◆ **The request**
Determine how many lines include "this". Give the number and nothing else.

--- start of Extracted information ---

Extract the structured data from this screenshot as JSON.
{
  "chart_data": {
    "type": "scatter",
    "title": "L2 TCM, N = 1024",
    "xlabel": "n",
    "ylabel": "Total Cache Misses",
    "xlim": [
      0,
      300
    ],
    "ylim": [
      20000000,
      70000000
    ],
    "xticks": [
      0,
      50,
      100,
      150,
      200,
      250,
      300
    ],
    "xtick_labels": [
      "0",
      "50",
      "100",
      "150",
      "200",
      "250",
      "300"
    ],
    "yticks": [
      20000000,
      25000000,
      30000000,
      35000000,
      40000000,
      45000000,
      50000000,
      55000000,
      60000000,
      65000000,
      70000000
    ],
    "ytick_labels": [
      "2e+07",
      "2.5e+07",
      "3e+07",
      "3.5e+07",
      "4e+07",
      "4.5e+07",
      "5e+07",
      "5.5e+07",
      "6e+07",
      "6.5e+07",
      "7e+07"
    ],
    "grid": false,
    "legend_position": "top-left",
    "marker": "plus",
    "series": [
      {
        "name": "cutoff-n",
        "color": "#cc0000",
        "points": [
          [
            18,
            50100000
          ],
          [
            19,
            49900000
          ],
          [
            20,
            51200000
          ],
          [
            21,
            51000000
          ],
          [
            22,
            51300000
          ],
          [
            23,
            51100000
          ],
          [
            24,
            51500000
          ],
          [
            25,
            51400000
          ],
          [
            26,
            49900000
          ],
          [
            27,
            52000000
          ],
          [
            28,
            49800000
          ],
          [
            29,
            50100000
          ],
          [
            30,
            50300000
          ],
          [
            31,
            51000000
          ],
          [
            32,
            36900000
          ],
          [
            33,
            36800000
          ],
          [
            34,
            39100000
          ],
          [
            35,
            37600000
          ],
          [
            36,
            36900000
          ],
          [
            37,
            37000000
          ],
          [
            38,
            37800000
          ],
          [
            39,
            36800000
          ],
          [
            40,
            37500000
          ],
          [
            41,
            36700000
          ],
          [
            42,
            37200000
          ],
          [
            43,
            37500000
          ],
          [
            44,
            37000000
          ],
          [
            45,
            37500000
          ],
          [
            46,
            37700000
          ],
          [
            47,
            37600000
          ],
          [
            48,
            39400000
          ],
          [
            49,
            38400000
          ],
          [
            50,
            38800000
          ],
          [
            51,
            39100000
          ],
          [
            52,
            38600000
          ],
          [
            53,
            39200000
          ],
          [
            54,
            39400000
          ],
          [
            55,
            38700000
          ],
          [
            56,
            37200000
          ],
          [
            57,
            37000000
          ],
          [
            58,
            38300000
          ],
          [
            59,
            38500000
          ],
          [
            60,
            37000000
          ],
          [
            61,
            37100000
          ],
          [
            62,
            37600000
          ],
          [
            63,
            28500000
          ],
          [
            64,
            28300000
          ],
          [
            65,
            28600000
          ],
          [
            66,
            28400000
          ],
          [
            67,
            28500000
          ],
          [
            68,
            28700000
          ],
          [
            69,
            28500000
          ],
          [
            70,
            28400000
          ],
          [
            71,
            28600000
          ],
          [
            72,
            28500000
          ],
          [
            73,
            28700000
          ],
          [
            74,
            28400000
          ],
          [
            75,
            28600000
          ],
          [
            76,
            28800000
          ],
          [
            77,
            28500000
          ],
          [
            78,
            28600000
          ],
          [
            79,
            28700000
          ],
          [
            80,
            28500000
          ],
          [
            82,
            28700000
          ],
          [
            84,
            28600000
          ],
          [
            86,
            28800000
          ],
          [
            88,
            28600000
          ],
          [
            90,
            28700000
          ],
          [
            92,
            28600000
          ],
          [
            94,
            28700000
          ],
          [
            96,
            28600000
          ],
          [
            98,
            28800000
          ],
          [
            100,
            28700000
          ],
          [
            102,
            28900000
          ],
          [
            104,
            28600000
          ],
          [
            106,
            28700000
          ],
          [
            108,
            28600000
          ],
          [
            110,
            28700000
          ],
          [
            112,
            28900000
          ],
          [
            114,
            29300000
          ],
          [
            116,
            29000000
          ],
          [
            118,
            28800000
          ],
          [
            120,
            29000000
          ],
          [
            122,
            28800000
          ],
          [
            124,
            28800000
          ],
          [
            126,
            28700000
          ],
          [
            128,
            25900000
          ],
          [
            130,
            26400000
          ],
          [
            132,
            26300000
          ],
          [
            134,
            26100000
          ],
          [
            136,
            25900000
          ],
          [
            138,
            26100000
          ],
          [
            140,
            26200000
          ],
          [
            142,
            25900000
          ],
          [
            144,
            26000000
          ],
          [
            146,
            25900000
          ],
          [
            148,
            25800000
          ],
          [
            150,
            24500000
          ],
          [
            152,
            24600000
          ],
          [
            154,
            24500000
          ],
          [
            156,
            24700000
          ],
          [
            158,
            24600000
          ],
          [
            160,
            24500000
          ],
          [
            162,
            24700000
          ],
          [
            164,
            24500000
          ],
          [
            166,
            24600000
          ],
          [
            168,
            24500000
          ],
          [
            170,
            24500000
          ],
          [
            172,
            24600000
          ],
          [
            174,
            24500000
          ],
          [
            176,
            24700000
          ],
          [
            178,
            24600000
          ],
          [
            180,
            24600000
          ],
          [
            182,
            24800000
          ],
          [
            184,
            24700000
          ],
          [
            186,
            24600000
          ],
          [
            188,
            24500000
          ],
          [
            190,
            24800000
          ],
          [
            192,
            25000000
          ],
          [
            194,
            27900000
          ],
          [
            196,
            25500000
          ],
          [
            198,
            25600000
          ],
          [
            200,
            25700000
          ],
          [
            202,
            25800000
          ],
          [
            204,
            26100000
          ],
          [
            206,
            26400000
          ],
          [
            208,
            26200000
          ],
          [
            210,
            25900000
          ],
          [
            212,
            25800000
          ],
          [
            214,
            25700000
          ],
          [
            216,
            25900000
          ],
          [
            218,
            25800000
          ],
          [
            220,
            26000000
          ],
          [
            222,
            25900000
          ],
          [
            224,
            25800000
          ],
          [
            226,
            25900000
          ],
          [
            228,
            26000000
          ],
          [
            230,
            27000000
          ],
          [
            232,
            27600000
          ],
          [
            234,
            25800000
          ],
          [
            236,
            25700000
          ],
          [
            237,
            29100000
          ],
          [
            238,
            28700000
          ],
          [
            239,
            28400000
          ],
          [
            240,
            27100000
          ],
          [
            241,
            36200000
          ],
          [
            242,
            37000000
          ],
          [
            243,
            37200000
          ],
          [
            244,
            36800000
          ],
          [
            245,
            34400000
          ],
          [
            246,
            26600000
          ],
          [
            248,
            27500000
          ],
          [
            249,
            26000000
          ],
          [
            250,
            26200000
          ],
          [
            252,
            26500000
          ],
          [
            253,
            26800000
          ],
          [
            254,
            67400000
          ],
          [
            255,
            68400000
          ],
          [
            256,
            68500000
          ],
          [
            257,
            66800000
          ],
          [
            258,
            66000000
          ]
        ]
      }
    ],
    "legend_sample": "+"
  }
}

--- end of Extracted information ---
--- start of Extracted information ---

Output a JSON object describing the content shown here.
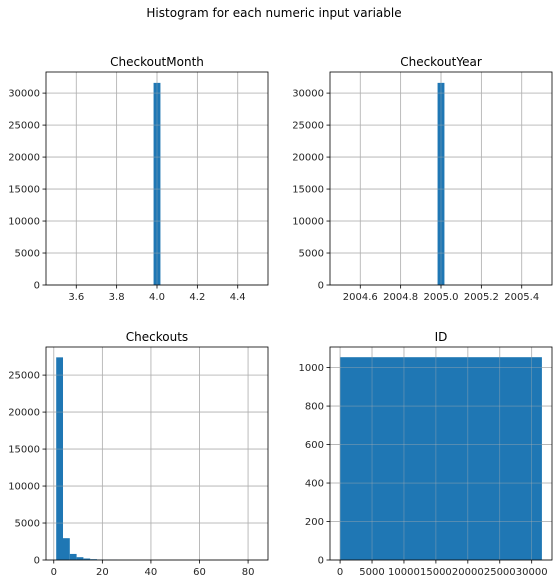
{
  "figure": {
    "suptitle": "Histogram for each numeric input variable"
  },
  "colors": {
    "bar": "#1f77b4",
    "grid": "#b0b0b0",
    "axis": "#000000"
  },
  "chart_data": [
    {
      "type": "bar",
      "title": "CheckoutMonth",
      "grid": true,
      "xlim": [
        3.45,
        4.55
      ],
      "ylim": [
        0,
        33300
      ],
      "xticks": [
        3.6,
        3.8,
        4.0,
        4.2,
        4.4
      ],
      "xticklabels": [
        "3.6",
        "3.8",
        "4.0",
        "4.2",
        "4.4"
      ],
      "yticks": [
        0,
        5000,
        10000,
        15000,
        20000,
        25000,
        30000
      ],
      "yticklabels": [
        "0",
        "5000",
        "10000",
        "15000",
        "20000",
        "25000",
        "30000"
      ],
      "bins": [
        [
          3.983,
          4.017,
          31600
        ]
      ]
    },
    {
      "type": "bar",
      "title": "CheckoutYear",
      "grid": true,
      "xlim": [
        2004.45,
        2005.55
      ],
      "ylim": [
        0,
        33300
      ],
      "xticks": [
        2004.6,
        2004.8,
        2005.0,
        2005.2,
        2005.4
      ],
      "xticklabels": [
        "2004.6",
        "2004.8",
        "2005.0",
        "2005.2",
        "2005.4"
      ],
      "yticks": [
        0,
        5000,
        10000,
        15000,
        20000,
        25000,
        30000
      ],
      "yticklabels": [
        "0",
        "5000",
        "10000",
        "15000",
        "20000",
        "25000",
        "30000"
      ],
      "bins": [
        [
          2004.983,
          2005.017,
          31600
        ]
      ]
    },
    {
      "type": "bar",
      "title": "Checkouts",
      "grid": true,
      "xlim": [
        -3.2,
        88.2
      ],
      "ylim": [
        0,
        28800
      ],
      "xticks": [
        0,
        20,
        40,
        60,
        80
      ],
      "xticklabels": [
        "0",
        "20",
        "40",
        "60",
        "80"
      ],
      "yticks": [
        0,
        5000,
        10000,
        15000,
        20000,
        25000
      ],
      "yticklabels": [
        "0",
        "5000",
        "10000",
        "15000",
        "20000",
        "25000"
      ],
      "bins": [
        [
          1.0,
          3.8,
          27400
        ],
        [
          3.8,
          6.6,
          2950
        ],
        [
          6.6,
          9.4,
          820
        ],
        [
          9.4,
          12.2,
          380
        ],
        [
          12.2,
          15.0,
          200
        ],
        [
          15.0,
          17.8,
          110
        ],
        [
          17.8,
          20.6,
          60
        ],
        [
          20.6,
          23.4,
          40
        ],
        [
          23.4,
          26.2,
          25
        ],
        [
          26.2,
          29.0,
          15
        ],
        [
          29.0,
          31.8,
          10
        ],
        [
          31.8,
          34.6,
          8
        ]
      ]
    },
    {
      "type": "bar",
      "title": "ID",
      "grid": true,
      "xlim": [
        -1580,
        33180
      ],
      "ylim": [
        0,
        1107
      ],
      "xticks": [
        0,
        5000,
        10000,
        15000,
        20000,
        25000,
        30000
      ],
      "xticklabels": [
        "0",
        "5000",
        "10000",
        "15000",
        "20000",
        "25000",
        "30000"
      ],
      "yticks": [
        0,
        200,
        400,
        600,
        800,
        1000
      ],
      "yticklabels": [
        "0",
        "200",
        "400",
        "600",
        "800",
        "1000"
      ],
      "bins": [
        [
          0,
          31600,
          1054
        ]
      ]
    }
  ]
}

--- end of Extracted information ---
--- start of Extracted information ---

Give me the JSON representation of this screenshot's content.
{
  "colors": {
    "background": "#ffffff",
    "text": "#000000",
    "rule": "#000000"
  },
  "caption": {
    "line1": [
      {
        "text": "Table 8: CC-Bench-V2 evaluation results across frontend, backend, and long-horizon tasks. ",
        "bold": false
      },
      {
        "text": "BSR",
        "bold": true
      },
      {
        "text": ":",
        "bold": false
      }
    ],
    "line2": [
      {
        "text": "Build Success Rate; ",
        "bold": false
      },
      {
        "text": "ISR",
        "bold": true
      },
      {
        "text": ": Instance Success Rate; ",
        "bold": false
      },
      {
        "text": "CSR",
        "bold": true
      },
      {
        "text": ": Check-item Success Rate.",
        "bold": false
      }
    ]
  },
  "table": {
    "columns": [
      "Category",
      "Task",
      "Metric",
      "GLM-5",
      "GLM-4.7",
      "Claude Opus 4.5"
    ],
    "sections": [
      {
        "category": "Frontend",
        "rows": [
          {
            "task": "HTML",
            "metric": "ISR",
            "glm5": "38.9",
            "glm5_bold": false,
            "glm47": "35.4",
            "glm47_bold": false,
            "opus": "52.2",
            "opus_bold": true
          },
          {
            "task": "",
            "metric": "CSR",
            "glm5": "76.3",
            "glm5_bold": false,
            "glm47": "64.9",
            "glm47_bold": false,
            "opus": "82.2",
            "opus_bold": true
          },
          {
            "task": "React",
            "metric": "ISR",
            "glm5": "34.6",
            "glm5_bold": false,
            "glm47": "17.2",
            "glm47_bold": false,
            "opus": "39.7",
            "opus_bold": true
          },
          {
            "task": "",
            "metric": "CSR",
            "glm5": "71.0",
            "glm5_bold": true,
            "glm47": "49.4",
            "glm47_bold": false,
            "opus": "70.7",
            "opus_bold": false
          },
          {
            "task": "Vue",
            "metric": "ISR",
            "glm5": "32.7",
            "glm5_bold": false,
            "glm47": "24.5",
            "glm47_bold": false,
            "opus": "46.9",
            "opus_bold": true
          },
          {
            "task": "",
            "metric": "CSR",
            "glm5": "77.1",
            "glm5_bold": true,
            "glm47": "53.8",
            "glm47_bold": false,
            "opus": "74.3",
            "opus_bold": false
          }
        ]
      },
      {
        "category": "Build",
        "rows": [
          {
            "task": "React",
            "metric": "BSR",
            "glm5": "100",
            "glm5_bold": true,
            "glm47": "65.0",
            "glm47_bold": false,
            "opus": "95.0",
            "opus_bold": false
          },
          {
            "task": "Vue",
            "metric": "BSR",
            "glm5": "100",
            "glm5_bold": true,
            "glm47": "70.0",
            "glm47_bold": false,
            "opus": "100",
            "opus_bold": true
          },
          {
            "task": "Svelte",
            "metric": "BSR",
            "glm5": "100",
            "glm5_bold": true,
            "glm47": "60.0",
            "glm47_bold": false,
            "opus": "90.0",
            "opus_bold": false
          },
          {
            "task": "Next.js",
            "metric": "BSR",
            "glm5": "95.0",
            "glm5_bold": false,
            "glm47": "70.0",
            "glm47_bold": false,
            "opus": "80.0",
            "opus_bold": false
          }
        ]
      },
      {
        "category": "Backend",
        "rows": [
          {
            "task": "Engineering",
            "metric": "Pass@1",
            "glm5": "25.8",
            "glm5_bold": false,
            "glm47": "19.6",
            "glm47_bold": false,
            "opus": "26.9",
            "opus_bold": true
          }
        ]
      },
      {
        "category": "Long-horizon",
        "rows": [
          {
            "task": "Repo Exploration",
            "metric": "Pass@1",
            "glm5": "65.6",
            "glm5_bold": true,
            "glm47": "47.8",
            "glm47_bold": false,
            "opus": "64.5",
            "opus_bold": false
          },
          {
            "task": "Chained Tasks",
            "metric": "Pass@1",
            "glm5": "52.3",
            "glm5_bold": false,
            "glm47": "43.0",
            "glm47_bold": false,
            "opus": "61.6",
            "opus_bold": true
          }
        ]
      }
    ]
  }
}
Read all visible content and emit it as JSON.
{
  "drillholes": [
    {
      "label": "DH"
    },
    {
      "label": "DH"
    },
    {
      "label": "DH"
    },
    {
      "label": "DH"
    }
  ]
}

--- end of Extracted information ---

◆ **Answer below**
2